● **SHORT EXERCISE**
Pull out every line below that holds the word "anlaşması".
↓↓↓
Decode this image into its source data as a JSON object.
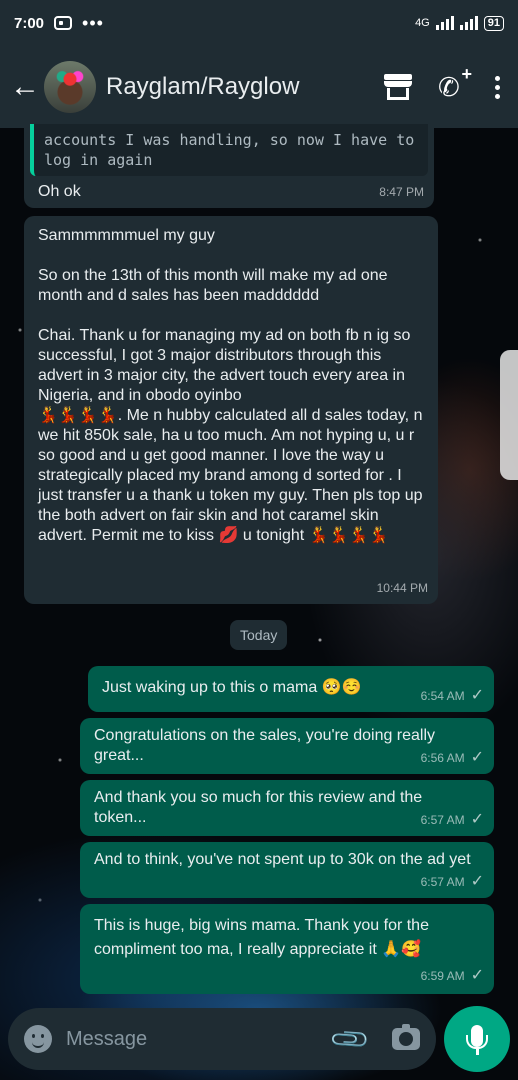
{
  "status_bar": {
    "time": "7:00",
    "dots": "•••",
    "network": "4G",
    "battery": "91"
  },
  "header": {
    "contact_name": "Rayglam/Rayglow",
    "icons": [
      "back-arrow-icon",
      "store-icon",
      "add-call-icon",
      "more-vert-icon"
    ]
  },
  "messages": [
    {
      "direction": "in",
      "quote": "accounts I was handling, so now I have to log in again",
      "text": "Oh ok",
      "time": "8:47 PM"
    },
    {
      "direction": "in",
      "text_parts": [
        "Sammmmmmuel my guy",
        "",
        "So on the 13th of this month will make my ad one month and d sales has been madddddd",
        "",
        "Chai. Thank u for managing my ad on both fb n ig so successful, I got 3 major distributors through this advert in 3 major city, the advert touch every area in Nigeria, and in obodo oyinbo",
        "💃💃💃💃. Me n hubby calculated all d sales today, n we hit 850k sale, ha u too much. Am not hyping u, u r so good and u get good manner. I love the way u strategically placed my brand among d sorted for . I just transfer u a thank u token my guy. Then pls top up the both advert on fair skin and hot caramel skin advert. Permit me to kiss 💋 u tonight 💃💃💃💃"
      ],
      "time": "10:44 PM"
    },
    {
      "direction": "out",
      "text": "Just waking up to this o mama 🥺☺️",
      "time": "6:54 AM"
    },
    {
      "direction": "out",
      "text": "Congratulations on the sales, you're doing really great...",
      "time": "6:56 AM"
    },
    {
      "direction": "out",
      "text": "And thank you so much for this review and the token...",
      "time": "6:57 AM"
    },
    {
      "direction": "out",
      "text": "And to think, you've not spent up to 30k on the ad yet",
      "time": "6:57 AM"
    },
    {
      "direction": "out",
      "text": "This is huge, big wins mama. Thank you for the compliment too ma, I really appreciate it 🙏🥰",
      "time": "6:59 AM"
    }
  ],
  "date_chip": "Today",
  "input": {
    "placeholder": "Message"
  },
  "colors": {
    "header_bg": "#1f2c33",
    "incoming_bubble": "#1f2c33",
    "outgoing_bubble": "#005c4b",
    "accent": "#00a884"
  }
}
↑↑↑
↓↓↓
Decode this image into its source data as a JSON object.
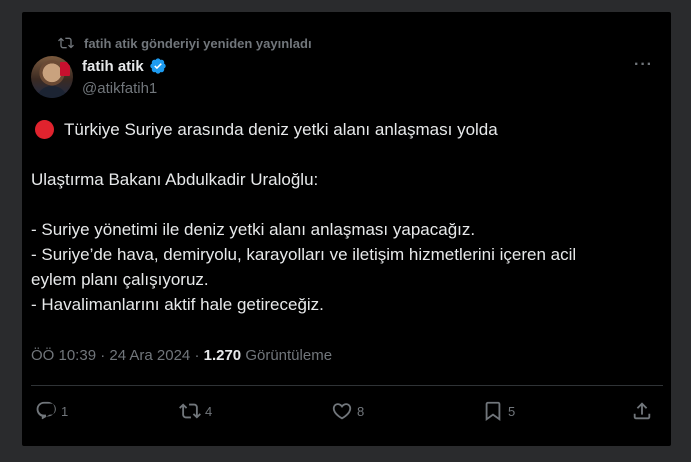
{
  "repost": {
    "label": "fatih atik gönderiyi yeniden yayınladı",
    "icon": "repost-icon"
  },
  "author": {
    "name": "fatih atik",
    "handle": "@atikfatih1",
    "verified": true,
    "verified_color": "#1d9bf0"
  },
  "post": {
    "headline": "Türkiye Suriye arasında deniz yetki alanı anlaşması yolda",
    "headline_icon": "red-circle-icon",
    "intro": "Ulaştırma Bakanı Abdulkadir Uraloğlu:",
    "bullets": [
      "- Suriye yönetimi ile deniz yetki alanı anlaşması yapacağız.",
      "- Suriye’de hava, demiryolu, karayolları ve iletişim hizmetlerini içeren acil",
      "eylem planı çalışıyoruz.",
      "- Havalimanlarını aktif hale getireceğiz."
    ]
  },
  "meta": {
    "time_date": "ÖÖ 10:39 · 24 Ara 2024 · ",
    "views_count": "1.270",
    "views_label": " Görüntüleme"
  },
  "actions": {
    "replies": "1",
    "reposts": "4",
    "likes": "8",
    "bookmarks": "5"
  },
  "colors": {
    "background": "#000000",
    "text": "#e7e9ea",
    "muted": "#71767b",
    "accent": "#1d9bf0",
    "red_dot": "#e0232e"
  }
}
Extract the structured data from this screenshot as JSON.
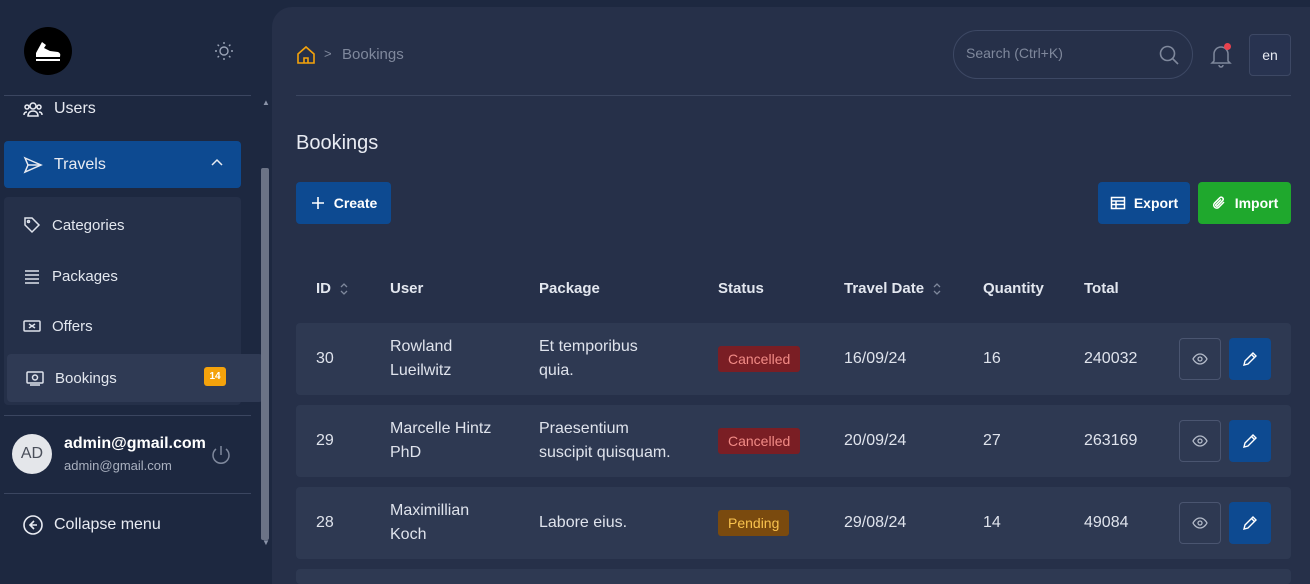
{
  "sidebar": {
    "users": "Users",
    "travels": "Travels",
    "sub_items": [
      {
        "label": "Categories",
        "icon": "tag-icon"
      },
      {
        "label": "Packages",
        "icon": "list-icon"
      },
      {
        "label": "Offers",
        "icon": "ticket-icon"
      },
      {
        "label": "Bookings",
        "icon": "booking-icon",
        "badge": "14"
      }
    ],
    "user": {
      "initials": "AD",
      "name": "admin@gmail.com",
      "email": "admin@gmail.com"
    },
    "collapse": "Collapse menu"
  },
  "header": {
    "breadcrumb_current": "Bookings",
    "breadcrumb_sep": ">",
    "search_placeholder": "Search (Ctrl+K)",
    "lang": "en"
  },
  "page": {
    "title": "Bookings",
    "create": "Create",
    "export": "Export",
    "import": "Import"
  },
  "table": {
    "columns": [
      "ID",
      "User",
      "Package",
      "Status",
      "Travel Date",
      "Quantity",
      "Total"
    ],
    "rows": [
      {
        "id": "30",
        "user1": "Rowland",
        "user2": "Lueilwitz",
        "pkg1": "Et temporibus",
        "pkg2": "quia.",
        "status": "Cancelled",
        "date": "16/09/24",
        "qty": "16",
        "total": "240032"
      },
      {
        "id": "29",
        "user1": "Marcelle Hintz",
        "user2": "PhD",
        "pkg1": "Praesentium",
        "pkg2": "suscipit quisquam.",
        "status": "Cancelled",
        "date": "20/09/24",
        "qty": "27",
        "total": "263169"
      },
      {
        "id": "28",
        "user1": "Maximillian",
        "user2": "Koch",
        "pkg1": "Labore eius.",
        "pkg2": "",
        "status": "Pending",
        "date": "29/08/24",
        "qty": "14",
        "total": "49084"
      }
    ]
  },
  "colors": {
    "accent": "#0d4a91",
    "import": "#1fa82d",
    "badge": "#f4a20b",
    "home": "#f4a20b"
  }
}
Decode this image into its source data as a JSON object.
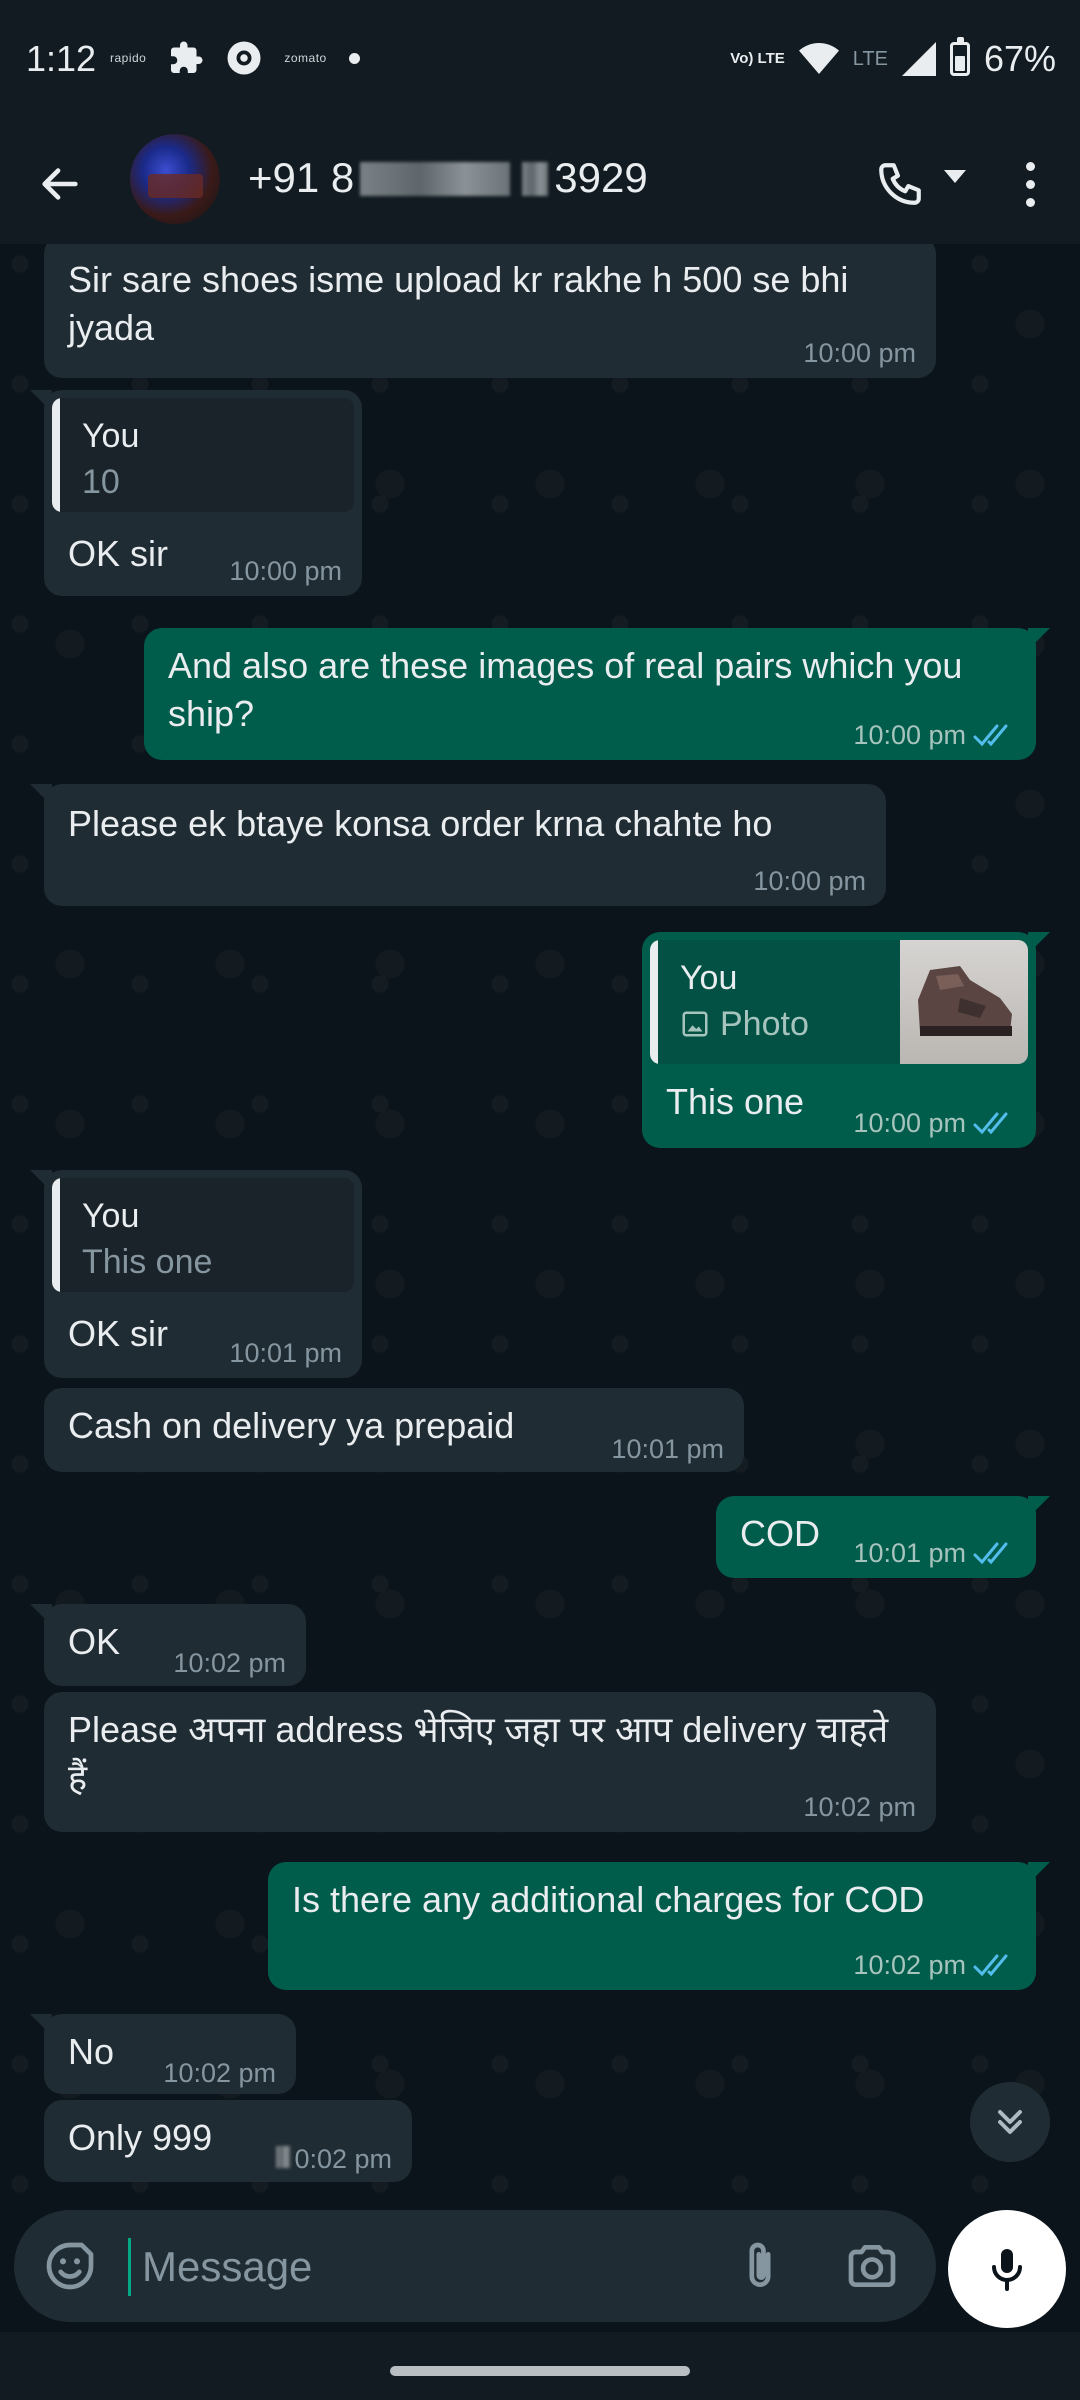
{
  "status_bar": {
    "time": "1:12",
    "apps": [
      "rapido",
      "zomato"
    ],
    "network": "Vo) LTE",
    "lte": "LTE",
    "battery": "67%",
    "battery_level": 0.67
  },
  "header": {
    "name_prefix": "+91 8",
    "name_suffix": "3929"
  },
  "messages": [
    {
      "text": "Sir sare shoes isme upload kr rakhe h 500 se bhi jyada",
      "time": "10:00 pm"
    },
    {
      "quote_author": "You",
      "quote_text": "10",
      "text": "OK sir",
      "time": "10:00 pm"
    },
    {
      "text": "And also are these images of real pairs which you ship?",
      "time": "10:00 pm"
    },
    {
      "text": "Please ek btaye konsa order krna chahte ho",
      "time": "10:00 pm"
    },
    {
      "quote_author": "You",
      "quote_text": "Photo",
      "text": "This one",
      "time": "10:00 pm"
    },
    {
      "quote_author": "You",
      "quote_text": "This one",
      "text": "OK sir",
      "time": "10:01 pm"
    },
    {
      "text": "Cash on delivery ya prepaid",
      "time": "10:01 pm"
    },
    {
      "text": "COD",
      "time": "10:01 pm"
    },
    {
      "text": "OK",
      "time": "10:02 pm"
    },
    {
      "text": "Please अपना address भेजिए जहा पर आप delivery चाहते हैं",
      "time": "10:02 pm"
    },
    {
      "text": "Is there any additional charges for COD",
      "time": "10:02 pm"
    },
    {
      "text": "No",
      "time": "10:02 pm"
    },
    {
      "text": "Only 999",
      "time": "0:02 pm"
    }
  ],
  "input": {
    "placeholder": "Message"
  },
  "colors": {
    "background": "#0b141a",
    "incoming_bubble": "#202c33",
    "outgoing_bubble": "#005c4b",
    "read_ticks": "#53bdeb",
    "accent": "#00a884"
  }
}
↑↑↑
● **ANSWER TO THE PROBLEM**
    "headline": "Türkiye Suriye arasında deniz yetki alanı anlaşması yolda",
      "- Suriye yönetimi ile deniz yetki alanı anlaşması yapacağız.",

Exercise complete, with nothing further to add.